§ THE EXERCISE:
Exclude the pictures and retype the entries as written.

(Stored records)

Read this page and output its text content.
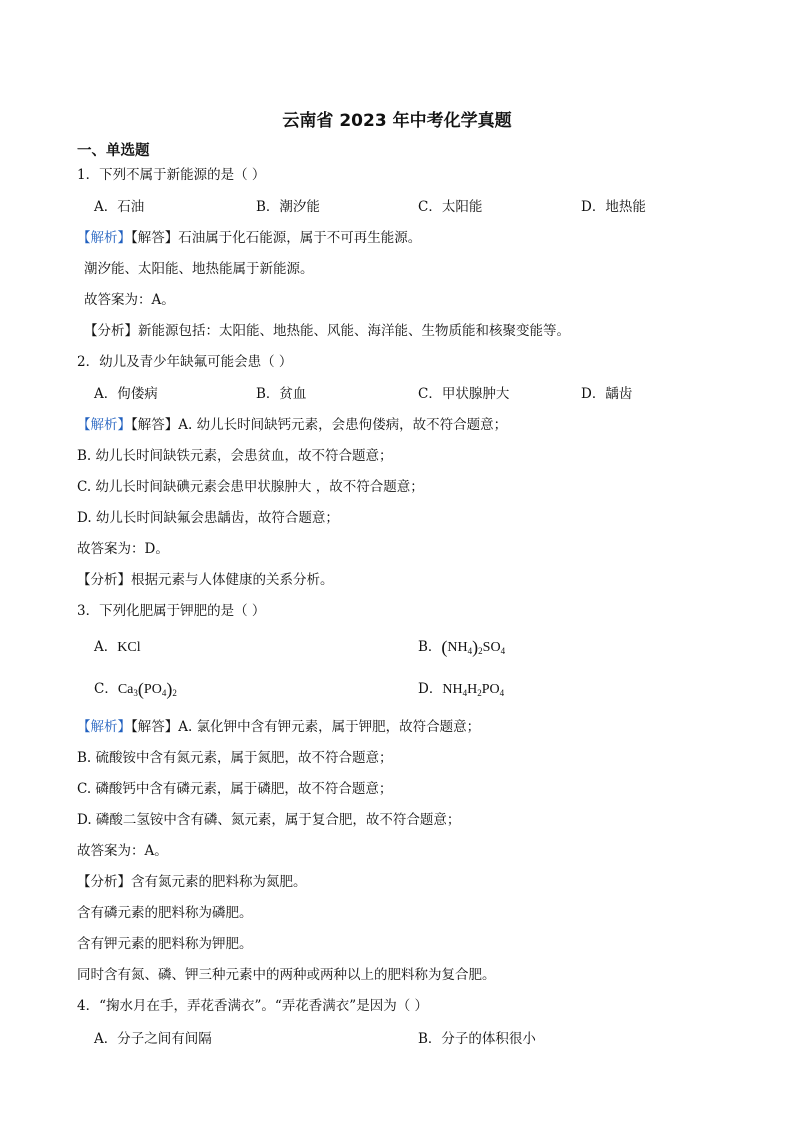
云南省 2023 年中考化学真题
一、单选题
1．下列不属于新能源的是（ ）
A．石油	B．潮汐能	C．太阳能	D．地热能
【解析】【解答】石油属于化石能源，属于不可再生能源。
潮汐能、太阳能、地热能属于新能源。
故答案为：A。
【分析】新能源包括：太阳能、地热能、风能、海洋能、生物质能和核聚变能等。
2．幼儿及青少年缺氟可能会患（ ）
A．佝偻病	B．贫血	C．甲状腺肿大	D．龋齿
【解析】【解答】A. 幼儿长时间缺钙元素，会患佝偻病，故不符合题意；
B. 幼儿长时间缺铁元素，会患贫血，故不符合题意；
C. 幼儿长时间缺碘元素会患甲状腺肿大 ，故不符合题意；
D. 幼儿长时间缺氟会患龋齿，故符合题意；
故答案为：D。
【分析】根据元素与人体健康的关系分析。
3．下列化肥属于钾肥的是（ ）
A．KCl	B．$(NH_4)_2SO_4$
C．$Ca_3(PO_4)_2$	D．$NH_4H_2PO_4$
【解析】【解答】A. 氯化钾中含有钾元素，属于钾肥，故符合题意；
B. 硫酸铵中含有氮元素，属于氮肥，故不符合题意；
C. 磷酸钙中含有磷元素，属于磷肥，故不符合题意；
D. 磷酸二氢铵中含有磷、氮元素，属于复合肥，故不符合题意；
故答案为：A。
【分析】含有氮元素的肥料称为氮肥。
含有磷元素的肥料称为磷肥。
含有钾元素的肥料称为钾肥。
同时含有氮、磷、钾三种元素中的两种或两种以上的肥料称为复合肥。
4．“掬水月在手，弄花香满衣”。“弄花香满衣”是因为（ ）
A．分子之间有间隔	B．分子的体积很小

§ SOLUTION:
Read this page and output its text content.
云南省 2023 年中考化学真题
一、单选题
1．下列不属于新能源的是（ ）
A．石油	B．潮汐能	C．太阳能	D．地热能
【解析】【解答】石油属于化石能源，属于不可再生能源。
潮汐能、太阳能、地热能属于新能源。
故答案为：A。
【分析】新能源包括：太阳能、地热能、风能、海洋能、生物质能和核聚变能等。
2．幼儿及青少年缺氟可能会患（ ）
A．佝偻病	B．贫血	C．甲状腺肿大	D．龋齿
【解析】【解答】A. 幼儿长时间缺钙元素，会患佝偻病，故不符合题意；
B. 幼儿长时间缺铁元素，会患贫血，故不符合题意；
C. 幼儿长时间缺碘元素会患甲状腺肿大 ，故不符合题意；
D. 幼儿长时间缺氟会患龋齿，故符合题意；
故答案为：D。
【分析】根据元素与人体健康的关系分析。
3．下列化肥属于钾肥的是（ ）
A．KCl	B．$(NH_4)_2SO_4$
C．$Ca_3(PO_4)_2$	D．$NH_4H_2PO_4$
【解析】【解答】A. 氯化钾中含有钾元素，属于钾肥，故符合题意；
B. 硫酸铵中含有氮元素，属于氮肥，故不符合题意；
C. 磷酸钙中含有磷元素，属于磷肥，故不符合题意；
D. 磷酸二氢铵中含有磷、氮元素，属于复合肥，故不符合题意；
故答案为：A。
【分析】含有氮元素的肥料称为氮肥。
含有磷元素的肥料称为磷肥。
含有钾元素的肥料称为钾肥。
同时含有氮、磷、钾三种元素中的两种或两种以上的肥料称为复合肥。
4．“掬水月在手，弄花香满衣”。“弄花香满衣”是因为（ ）
A．分子之间有间隔	B．分子的体积很小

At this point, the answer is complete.